### Task prompt
Every line below that contains "label" is to be copied.

### Information given
·····
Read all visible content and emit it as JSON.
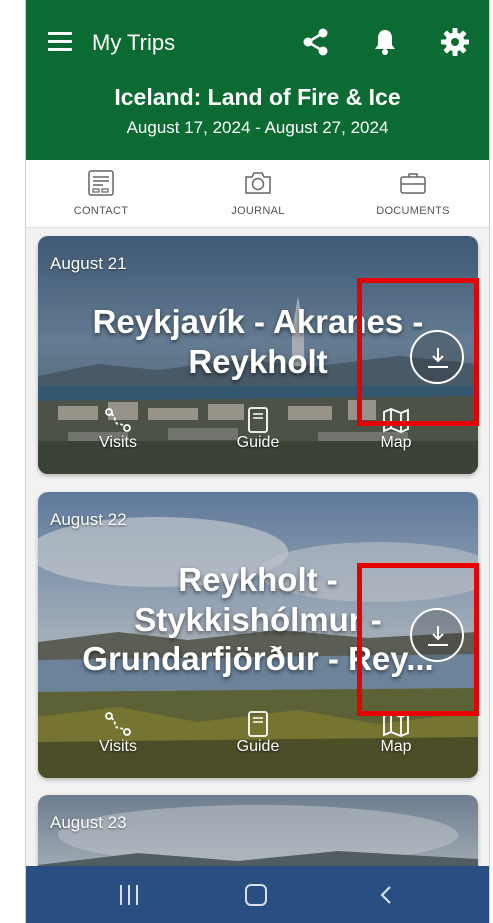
{
  "header": {
    "app_title": "My Trips",
    "trip_title": "Iceland: Land of Fire & Ice",
    "trip_dates": "August 17, 2024 - August 27, 2024",
    "icons": [
      "menu-icon",
      "share-icon",
      "bell-icon",
      "gear-icon"
    ]
  },
  "tabs": [
    {
      "label": "CONTACT",
      "icon": "contact-card-icon"
    },
    {
      "label": "JOURNAL",
      "icon": "camera-icon"
    },
    {
      "label": "DOCUMENTS",
      "icon": "briefcase-icon"
    }
  ],
  "days": [
    {
      "date": "August 21",
      "title_line1": "Reykjavík - Akranes -",
      "title_line2": "Reykholt",
      "actions": {
        "visits": "Visits",
        "guide": "Guide",
        "map": "Map"
      }
    },
    {
      "date": "August 22",
      "title_line1": "Reykholt -",
      "title_line2": "Stykkishólmur -",
      "title_line3": "Grundarfjörður - Rey...",
      "actions": {
        "visits": "Visits",
        "guide": "Guide",
        "map": "Map"
      }
    },
    {
      "date": "August 23"
    }
  ],
  "colors": {
    "header_green": "#0b6b32",
    "navbar_blue": "#294e82",
    "highlight_red": "#e60000"
  },
  "navbar": {
    "icons": [
      "recent-apps-icon",
      "home-icon",
      "back-icon"
    ]
  }
}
·····
### Full answer
      "label": "CONTACT",
      "label": "JOURNAL",
      "label": "DOCUMENTS",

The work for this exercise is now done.